Lines that contain the string "车辆维修保养申请单" are to be copied; leave out all others.
## START
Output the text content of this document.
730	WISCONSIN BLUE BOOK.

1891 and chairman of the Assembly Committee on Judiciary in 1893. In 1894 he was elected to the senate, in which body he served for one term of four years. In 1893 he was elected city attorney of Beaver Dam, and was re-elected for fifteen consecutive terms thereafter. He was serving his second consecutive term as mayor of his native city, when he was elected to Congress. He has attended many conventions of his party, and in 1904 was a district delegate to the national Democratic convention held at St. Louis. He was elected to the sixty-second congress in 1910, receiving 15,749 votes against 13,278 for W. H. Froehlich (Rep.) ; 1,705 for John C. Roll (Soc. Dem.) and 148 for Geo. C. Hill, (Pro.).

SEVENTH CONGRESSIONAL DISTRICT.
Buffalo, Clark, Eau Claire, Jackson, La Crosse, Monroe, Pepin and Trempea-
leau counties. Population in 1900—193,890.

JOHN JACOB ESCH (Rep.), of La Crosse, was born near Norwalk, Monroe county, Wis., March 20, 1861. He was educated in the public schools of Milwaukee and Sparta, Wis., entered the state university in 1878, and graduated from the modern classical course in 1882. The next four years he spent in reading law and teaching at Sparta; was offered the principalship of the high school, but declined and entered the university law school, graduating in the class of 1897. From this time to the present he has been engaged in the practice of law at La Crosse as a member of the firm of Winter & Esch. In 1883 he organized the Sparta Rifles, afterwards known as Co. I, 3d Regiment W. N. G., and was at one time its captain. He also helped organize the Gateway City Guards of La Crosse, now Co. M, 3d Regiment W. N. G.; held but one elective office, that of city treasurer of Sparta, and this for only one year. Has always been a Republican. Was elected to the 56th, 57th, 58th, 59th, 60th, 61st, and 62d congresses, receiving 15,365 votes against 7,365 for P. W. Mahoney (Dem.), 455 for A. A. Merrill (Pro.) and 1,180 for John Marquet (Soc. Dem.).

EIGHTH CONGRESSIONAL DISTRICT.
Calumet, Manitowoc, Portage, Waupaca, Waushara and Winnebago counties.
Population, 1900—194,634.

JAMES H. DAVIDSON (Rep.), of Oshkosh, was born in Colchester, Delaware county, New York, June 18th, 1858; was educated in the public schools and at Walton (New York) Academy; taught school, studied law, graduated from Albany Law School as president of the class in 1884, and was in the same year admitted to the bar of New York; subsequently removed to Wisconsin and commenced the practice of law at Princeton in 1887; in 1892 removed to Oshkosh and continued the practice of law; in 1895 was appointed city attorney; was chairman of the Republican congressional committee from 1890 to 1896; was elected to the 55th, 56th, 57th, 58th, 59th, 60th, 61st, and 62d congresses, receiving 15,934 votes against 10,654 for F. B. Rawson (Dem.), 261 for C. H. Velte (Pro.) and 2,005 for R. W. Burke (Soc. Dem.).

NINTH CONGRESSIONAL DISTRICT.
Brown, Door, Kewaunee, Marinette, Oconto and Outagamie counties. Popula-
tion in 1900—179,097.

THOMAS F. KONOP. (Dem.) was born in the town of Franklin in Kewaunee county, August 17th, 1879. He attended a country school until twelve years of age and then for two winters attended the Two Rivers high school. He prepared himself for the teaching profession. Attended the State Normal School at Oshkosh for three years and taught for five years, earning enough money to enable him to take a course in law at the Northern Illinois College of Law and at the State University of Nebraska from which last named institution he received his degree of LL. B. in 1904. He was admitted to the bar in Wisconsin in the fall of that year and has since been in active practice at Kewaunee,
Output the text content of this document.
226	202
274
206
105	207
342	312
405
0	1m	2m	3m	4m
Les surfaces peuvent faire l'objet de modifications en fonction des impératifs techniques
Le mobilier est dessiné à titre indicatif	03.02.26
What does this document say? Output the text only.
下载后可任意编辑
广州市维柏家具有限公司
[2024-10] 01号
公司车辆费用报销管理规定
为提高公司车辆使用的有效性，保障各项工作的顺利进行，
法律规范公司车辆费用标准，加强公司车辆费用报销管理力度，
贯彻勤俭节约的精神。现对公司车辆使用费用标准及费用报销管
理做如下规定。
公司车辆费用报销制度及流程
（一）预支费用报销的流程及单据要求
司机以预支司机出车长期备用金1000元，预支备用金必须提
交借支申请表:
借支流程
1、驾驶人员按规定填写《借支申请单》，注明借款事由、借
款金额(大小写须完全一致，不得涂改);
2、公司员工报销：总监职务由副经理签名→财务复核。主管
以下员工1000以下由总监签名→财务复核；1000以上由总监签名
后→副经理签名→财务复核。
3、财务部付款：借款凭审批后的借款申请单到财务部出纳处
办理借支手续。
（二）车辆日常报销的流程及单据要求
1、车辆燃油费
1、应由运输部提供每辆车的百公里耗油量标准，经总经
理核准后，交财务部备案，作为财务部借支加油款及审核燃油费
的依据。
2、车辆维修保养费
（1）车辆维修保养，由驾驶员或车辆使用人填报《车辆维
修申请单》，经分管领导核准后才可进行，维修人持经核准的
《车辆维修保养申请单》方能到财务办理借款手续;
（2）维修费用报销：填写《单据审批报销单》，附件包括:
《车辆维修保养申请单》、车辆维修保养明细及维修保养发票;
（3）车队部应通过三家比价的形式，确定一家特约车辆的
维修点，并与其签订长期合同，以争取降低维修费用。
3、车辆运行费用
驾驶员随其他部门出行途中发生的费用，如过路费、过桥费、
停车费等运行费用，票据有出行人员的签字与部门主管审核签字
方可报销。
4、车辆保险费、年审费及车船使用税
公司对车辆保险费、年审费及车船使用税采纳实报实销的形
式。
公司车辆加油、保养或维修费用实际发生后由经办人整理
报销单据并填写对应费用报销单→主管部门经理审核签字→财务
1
## END
▸ **FINAL RESULT**:
《车辆维修保养申请单》方能到财务办理借款手续;
《车辆维修保养申请单》、车辆维修保养明细及维修保养发票;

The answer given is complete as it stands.